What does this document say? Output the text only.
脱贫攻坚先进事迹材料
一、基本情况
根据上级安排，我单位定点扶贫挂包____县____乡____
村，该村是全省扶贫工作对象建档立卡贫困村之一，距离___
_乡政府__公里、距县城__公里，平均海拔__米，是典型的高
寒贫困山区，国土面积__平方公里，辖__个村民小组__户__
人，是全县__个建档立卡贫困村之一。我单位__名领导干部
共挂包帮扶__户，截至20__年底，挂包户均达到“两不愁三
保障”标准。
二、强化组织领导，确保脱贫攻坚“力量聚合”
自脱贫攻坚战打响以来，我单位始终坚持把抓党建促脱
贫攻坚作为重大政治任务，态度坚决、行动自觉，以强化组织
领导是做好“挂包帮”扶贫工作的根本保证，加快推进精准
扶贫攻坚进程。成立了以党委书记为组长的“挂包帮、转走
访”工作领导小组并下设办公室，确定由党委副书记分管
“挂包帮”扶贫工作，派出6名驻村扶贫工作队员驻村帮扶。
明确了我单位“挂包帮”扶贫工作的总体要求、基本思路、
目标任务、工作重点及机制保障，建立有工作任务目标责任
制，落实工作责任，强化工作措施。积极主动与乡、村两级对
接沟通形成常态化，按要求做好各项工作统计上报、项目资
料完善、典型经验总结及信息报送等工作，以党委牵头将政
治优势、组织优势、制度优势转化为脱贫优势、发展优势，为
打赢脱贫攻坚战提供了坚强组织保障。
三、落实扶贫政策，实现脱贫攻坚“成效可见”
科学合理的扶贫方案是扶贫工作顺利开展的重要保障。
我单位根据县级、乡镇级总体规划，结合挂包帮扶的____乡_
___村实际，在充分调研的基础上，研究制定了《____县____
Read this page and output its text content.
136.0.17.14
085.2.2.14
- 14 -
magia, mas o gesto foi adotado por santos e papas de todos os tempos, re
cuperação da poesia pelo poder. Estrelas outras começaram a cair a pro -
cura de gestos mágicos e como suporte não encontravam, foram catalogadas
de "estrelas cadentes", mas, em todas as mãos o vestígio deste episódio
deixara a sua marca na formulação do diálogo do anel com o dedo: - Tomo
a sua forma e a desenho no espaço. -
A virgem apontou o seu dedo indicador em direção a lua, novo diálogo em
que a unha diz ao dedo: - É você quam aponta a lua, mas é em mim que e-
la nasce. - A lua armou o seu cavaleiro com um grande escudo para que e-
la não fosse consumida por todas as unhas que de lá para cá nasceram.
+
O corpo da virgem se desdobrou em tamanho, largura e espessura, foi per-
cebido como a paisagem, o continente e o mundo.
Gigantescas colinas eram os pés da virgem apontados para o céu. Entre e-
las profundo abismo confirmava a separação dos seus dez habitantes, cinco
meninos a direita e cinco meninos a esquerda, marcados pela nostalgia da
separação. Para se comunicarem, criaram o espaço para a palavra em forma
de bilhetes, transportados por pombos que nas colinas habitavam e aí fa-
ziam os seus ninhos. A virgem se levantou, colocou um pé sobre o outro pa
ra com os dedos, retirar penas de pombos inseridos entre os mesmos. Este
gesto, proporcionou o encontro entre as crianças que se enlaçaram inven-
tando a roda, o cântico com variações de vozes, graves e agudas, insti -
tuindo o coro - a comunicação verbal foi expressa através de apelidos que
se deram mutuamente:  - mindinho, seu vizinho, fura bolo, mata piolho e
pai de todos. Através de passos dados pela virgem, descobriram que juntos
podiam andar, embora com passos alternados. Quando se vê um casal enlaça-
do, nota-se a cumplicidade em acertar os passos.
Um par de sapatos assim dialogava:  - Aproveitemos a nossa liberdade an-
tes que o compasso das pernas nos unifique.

----

◆ WHAT IS EXPECTED: Write every record out again, unaltered.

◆ FULL RESPONSE:
What does this document say? Output the text only.
脱贫攻坚先进事迹材料
一、基本情况
根据上级安排，我单位定点扶贫挂包____县____乡____
村，该村是全省扶贫工作对象建档立卡贫困村之一，距离___
_乡政府__公里、距县城__公里，平均海拔__米，是典型的高
寒贫困山区，国土面积__平方公里，辖__个村民小组__户__
人，是全县__个建档立卡贫困村之一。我单位__名领导干部
共挂包帮扶__户，截至20__年底，挂包户均达到“两不愁三
保障”标准。
二、强化组织领导，确保脱贫攻坚“力量聚合”
自脱贫攻坚战打响以来，我单位始终坚持把抓党建促脱
贫攻坚作为重大政治任务，态度坚决、行动自觉，以强化组织
领导是做好“挂包帮”扶贫工作的根本保证，加快推进精准
扶贫攻坚进程。成立了以党委书记为组长的“挂包帮、转走
访”工作领导小组并下设办公室，确定由党委副书记分管
“挂包帮”扶贫工作，派出6名驻村扶贫工作队员驻村帮扶。
明确了我单位“挂包帮”扶贫工作的总体要求、基本思路、
目标任务、工作重点及机制保障，建立有工作任务目标责任
制，落实工作责任，强化工作措施。积极主动与乡、村两级对
接沟通形成常态化，按要求做好各项工作统计上报、项目资
料完善、典型经验总结及信息报送等工作，以党委牵头将政
治优势、组织优势、制度优势转化为脱贫优势、发展优势，为
打赢脱贫攻坚战提供了坚强组织保障。
三、落实扶贫政策，实现脱贫攻坚“成效可见”
科学合理的扶贫方案是扶贫工作顺利开展的重要保障。
我单位根据县级、乡镇级总体规划，结合挂包帮扶的____乡_
___村实际，在充分调研的基础上，研究制定了《____县____
Read this page and output its text content.
136.0.17.14
085.2.2.14
- 14 -
magia, mas o gesto foi adotado por santos e papas de todos os tempos, re
cuperação da poesia pelo poder. Estrelas outras começaram a cair a pro -
cura de gestos mágicos e como suporte não encontravam, foram catalogadas
de "estrelas cadentes", mas, em todas as mãos o vestígio deste episódio
deixara a sua marca na formulação do diálogo do anel com o dedo: - Tomo
a sua forma e a desenho no espaço. -
A virgem apontou o seu dedo indicador em direção a lua, novo diálogo em
que a unha diz ao dedo: - É você quam aponta a lua, mas é em mim que e-
la nasce. - A lua armou o seu cavaleiro com um grande escudo para que e-
la não fosse consumida por todas as unhas que de lá para cá nasceram.
+
O corpo da virgem se desdobrou em tamanho, largura e espessura, foi per-
cebido como a paisagem, o continente e o mundo.
Gigantescas colinas eram os pés da virgem apontados para o céu. Entre e-
las profundo abismo confirmava a separação dos seus dez habitantes, cinco
meninos a direita e cinco meninos a esquerda, marcados pela nostalgia da
separação. Para se comunicarem, criaram o espaço para a palavra em forma
de bilhetes, transportados por pombos que nas colinas habitavam e aí fa-
ziam os seus ninhos. A virgem se levantou, colocou um pé sobre o outro pa
ra com os dedos, retirar penas de pombos inseridos entre os mesmos. Este
gesto, proporcionou o encontro entre as crianças que se enlaçaram inven-
tando a roda, o cântico com variações de vozes, graves e agudas, insti -
tuindo o coro - a comunicação verbal foi expressa através de apelidos que
se deram mutuamente:  - mindinho, seu vizinho, fura bolo, mata piolho e
pai de todos. Através de passos dados pela virgem, descobriram que juntos
podiam andar, embora com passos alternados. Quando se vê um casal enlaça-
do, nota-se a cumplicidade em acertar os passos.
Um par de sapatos assim dialogava:  - Aproveitemos a nossa liberdade an-
tes que o compasso das pernas nos unifique.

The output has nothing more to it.